What you need to do — Give the listing again exactly, omitting its images.

Entries from a dataset —
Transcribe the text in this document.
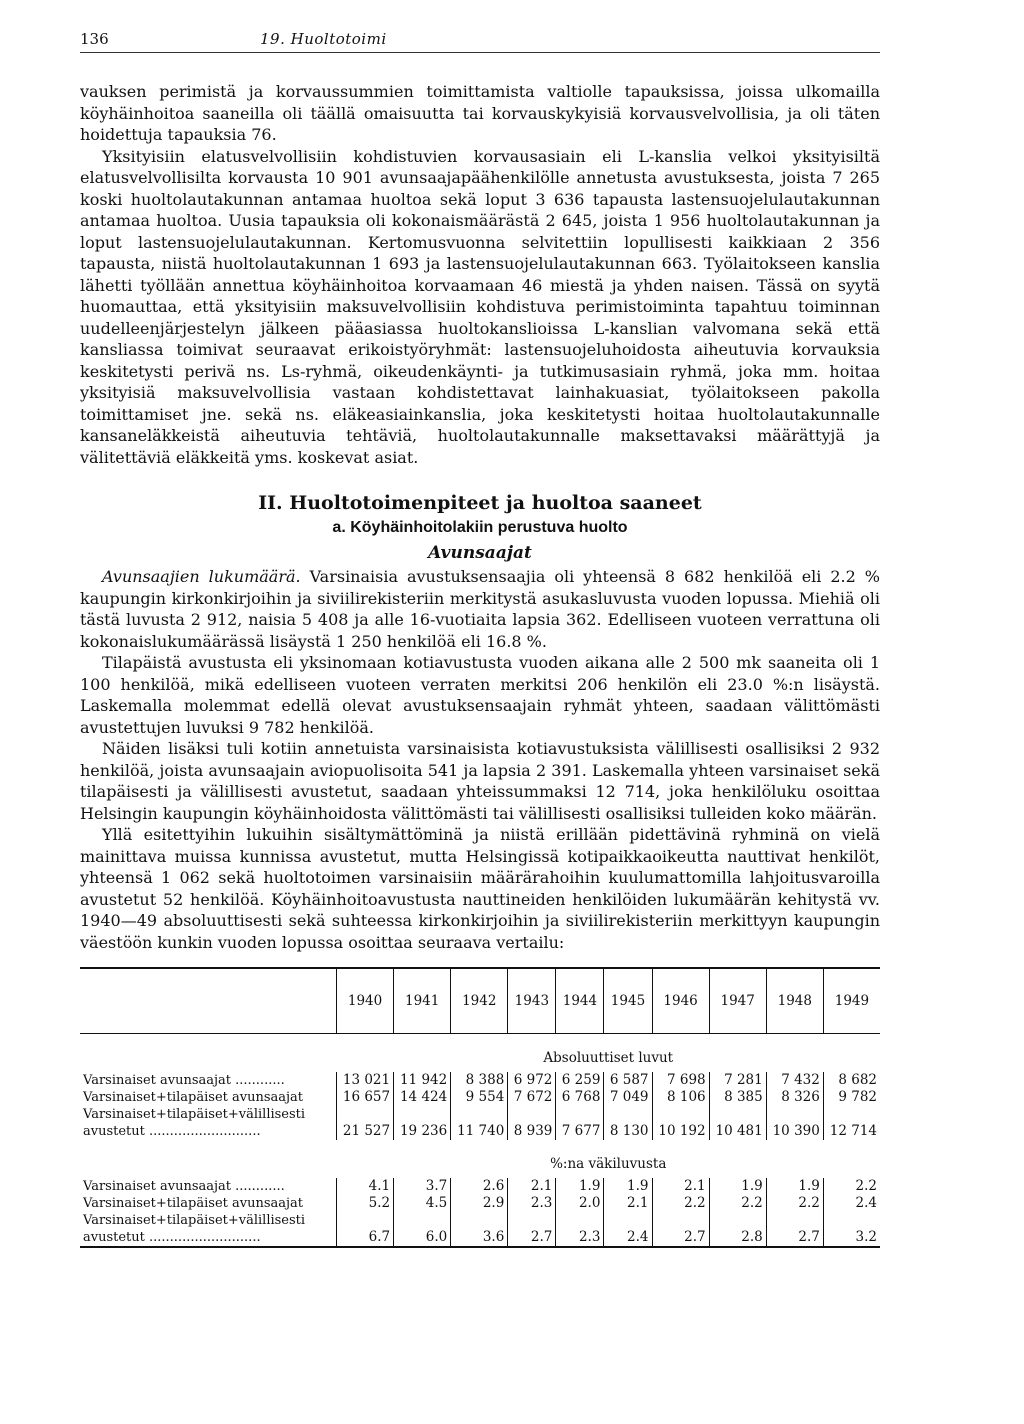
136	19. Huoltotoimi

vauksen perimistä ja korvaussummien toimittamista valtiolle tapauksissa, joissa ulkomailla köyhäinhoitoa saaneilla oli täällä omaisuutta tai korvauskykyisiä korvausvelvollisia, ja oli täten hoidettuja tapauksia 76.

Yksityisiin elatusvelvollisiin kohdistuvien korvausasiain eli L-kanslia velkoi yksityisiltä elatusvelvollisilta korvausta 10 901 avunsaajapäähenkilölle annetusta avustuksesta, joista 7 265 koski huoltolautakunnan antamaa huoltoa sekä loput 3 636 tapausta lastensuojelulautakunnan antamaa huoltoa. Uusia tapauksia oli kokonaismäärästä 2 645, joista 1 956 huoltolautakunnan ja loput lastensuojelulautakunnan. Kertomusvuonna selvitettiin lopullisesti kaikkiaan 2 356 tapausta, niistä huoltolautakunnan 1 693 ja lastensuojelulautakunnan 663. Työlaitokseen kanslia lähetti työllään annettua köyhäinhoitoa korvaamaan 46 miestä ja yhden naisen. Tässä on syytä huomauttaa, että yksityisiin maksuvelvollisiin kohdistuva perimistoiminta tapahtuu toiminnan uudelleenjärjestelyn jälkeen pääasiassa huoltokanslioissa L-kanslian valvomana sekä että kansliassa toimivat seuraavat erikoistyöryhmät: lastensuojeluhoidosta aiheutuvia korvauksia keskitetysti perivä ns. Ls-ryhmä, oikeudenkäynti- ja tutkimusasiain ryhmä, joka mm. hoitaa yksityisiä maksuvelvollisia vastaan kohdistettavat lainhakuasiat, työlaitokseen pakolla toimittamiset jne. sekä ns. eläkeasiainkanslia, joka keskitetysti hoitaa huoltolautakunnalle kansaneläkkeistä aiheutuvia tehtäviä, huoltolautakunnalle maksettavaksi määrättyjä ja välitettäviä eläkkeitä yms. koskevat asiat.

II. Huoltotoimenpiteet ja huoltoa saaneet
a. Köyhäinhoitolakiin perustuva huolto
Avunsaajat

Avunsaajien lukumäärä. Varsinaisia avustuksensaajia oli yhteensä 8 682 henkilöä eli 2.2 % kaupungin kirkonkirjoihin ja siviilirekisteriin merkitystä asukasluvusta vuoden lopussa. Miehiä oli tästä luvusta 2 912, naisia 5 408 ja alle 16-vuotiaita lapsia 362. Edelliseen vuoteen verrattuna oli kokonaislukumäärässä lisäystä 1 250 henkilöä eli 16.8 %.

Tilapäistä avustusta eli yksinomaan kotiavustusta vuoden aikana alle 2 500 mk saaneita oli 1 100 henkilöä, mikä edelliseen vuoteen verraten merkitsi 206 henkilön eli 23.0 %:n lisäystä. Laskemalla molemmat edellä olevat avustuksensaajain ryhmät yhteen, saadaan välittömästi avustettujen luvuksi 9 782 henkilöä.

Näiden lisäksi tuli kotiin annetuista varsinaisista kotiavustuksista välillisesti osallisiksi 2 932 henkilöä, joista avunsaajain aviopuolisoita 541 ja lapsia 2 391. Laskemalla yhteen varsinaiset sekä tilapäisesti ja välillisesti avustetut, saadaan yhteissummaksi 12 714, joka henkilöluku osoittaa Helsingin kaupungin köyhäinhoidosta välittömästi tai välillisesti osallisiksi tulleiden koko määrän.

Yllä esitettyihin lukuihin sisältymättöminä ja niistä erillään pidettävinä ryhminä on vielä mainittava muissa kunnissa avustetut, mutta Helsingissä kotipaikkaoikeutta nauttivat henkilöt, yhteensä 1 062 sekä huoltotoimen varsinaisiin määrärahoihin kuulumattomilla lahjoitusvaroilla avustetut 52 henkilöä. Köyhäinhoitoavustusta nauttineiden henkilöiden lukumäärän kehitystä vv. 1940—49 absoluuttisesti sekä suhteessa kirkonkirjoihin ja siviilirekisteriin merkittyyn kaupungin väestöön kunkin vuoden lopussa osoittaa seuraava vertailu:

	1940	1941	1942	1943	1944	1945	1946	1947	1948	1949
	Absoluuttiset luvut									
Varsinaiset avunsaajat ............	13 021	11 942	8 388	6 972	6 259	6 587	7 698	7 281	7 432	8 682
Varsinaiset+tilapäiset avunsaajat	16 657	14 424	9 554	7 672	6 768	7 049	8 106	8 385	8 326	9 782
Varsinaiset+tilapäiset+välillisesti										
avustetut ...........................	21 527	19 236	11 740	8 939	7 677	8 130	10 192	10 481	10 390	12 714
	%:na väkiluvusta									
Varsinaiset avunsaajat ............	4.1	3.7	2.6	2.1	1.9	1.9	2.1	1.9	1.9	2.2
Varsinaiset+tilapäiset avunsaajat	5.2	4.5	2.9	2.3	2.0	2.1	2.2	2.2	2.2	2.4
Varsinaiset+tilapäiset+välillisesti										
avustetut ...........................	6.7	6.0	3.6	2.7	2.3	2.4	2.7	2.8	2.7	3.2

Output below —
Transcribe the text in this document.
136	19. Huoltotoimi

vauksen perimistä ja korvaussummien toimittamista valtiolle tapauksissa, joissa ulkomailla köyhäinhoitoa saaneilla oli täällä omaisuutta tai korvauskykyisiä korvausvelvollisia, ja oli täten hoidettuja tapauksia 76.

Yksityisiin elatusvelvollisiin kohdistuvien korvausasiain eli L-kanslia velkoi yksityisiltä elatusvelvollisilta korvausta 10 901 avunsaajapäähenkilölle annetusta avustuksesta, joista 7 265 koski huoltolautakunnan antamaa huoltoa sekä loput 3 636 tapausta lastensuojelulautakunnan antamaa huoltoa. Uusia tapauksia oli kokonaismäärästä 2 645, joista 1 956 huoltolautakunnan ja loput lastensuojelulautakunnan. Kertomusvuonna selvitettiin lopullisesti kaikkiaan 2 356 tapausta, niistä huoltolautakunnan 1 693 ja lastensuojelulautakunnan 663. Työlaitokseen kanslia lähetti työllään annettua köyhäinhoitoa korvaamaan 46 miestä ja yhden naisen. Tässä on syytä huomauttaa, että yksityisiin maksuvelvollisiin kohdistuva perimistoiminta tapahtuu toiminnan uudelleenjärjestelyn jälkeen pääasiassa huoltokanslioissa L-kanslian valvomana sekä että kansliassa toimivat seuraavat erikoistyöryhmät: lastensuojeluhoidosta aiheutuvia korvauksia keskitetysti perivä ns. Ls-ryhmä, oikeudenkäynti- ja tutkimusasiain ryhmä, joka mm. hoitaa yksityisiä maksuvelvollisia vastaan kohdistettavat lainhakuasiat, työlaitokseen pakolla toimittamiset jne. sekä ns. eläkeasiainkanslia, joka keskitetysti hoitaa huoltolautakunnalle kansaneläkkeistä aiheutuvia tehtäviä, huoltolautakunnalle maksettavaksi määrättyjä ja välitettäviä eläkkeitä yms. koskevat asiat.

II. Huoltotoimenpiteet ja huoltoa saaneet
a. Köyhäinhoitolakiin perustuva huolto
Avunsaajat

Avunsaajien lukumäärä. Varsinaisia avustuksensaajia oli yhteensä 8 682 henkilöä eli 2.2 % kaupungin kirkonkirjoihin ja siviilirekisteriin merkitystä asukasluvusta vuoden lopussa. Miehiä oli tästä luvusta 2 912, naisia 5 408 ja alle 16-vuotiaita lapsia 362. Edelliseen vuoteen verrattuna oli kokonaislukumäärässä lisäystä 1 250 henkilöä eli 16.8 %.

Tilapäistä avustusta eli yksinomaan kotiavustusta vuoden aikana alle 2 500 mk saaneita oli 1 100 henkilöä, mikä edelliseen vuoteen verraten merkitsi 206 henkilön eli 23.0 %:n lisäystä. Laskemalla molemmat edellä olevat avustuksensaajain ryhmät yhteen, saadaan välittömästi avustettujen luvuksi 9 782 henkilöä.

Näiden lisäksi tuli kotiin annetuista varsinaisista kotiavustuksista välillisesti osallisiksi 2 932 henkilöä, joista avunsaajain aviopuolisoita 541 ja lapsia 2 391. Laskemalla yhteen varsinaiset sekä tilapäisesti ja välillisesti avustetut, saadaan yhteissummaksi 12 714, joka henkilöluku osoittaa Helsingin kaupungin köyhäinhoidosta välittömästi tai välillisesti osallisiksi tulleiden koko määrän.

Yllä esitettyihin lukuihin sisältymättöminä ja niistä erillään pidettävinä ryhminä on vielä mainittava muissa kunnissa avustetut, mutta Helsingissä kotipaikkaoikeutta nauttivat henkilöt, yhteensä 1 062 sekä huoltotoimen varsinaisiin määrärahoihin kuulumattomilla lahjoitusvaroilla avustetut 52 henkilöä. Köyhäinhoitoavustusta nauttineiden henkilöiden lukumäärän kehitystä vv. 1940—49 absoluuttisesti sekä suhteessa kirkonkirjoihin ja siviilirekisteriin merkittyyn kaupungin väestöön kunkin vuoden lopussa osoittaa seuraava vertailu:

	1940	1941	1942	1943	1944	1945	1946	1947	1948	1949
	Absoluuttiset luvut									
Varsinaiset avunsaajat ............	13 021	11 942	8 388	6 972	6 259	6 587	7 698	7 281	7 432	8 682
Varsinaiset+tilapäiset avunsaajat	16 657	14 424	9 554	7 672	6 768	7 049	8 106	8 385	8 326	9 782
Varsinaiset+tilapäiset+välillisesti										
avustetut ...........................	21 527	19 236	11 740	8 939	7 677	8 130	10 192	10 481	10 390	12 714
	%:na väkiluvusta									
Varsinaiset avunsaajat ............	4.1	3.7	2.6	2.1	1.9	1.9	2.1	1.9	1.9	2.2
Varsinaiset+tilapäiset avunsaajat	5.2	4.5	2.9	2.3	2.0	2.1	2.2	2.2	2.2	2.4
Varsinaiset+tilapäiset+välillisesti										
avustetut ...........................	6.7	6.0	3.6	2.7	2.3	2.4	2.7	2.8	2.7	3.2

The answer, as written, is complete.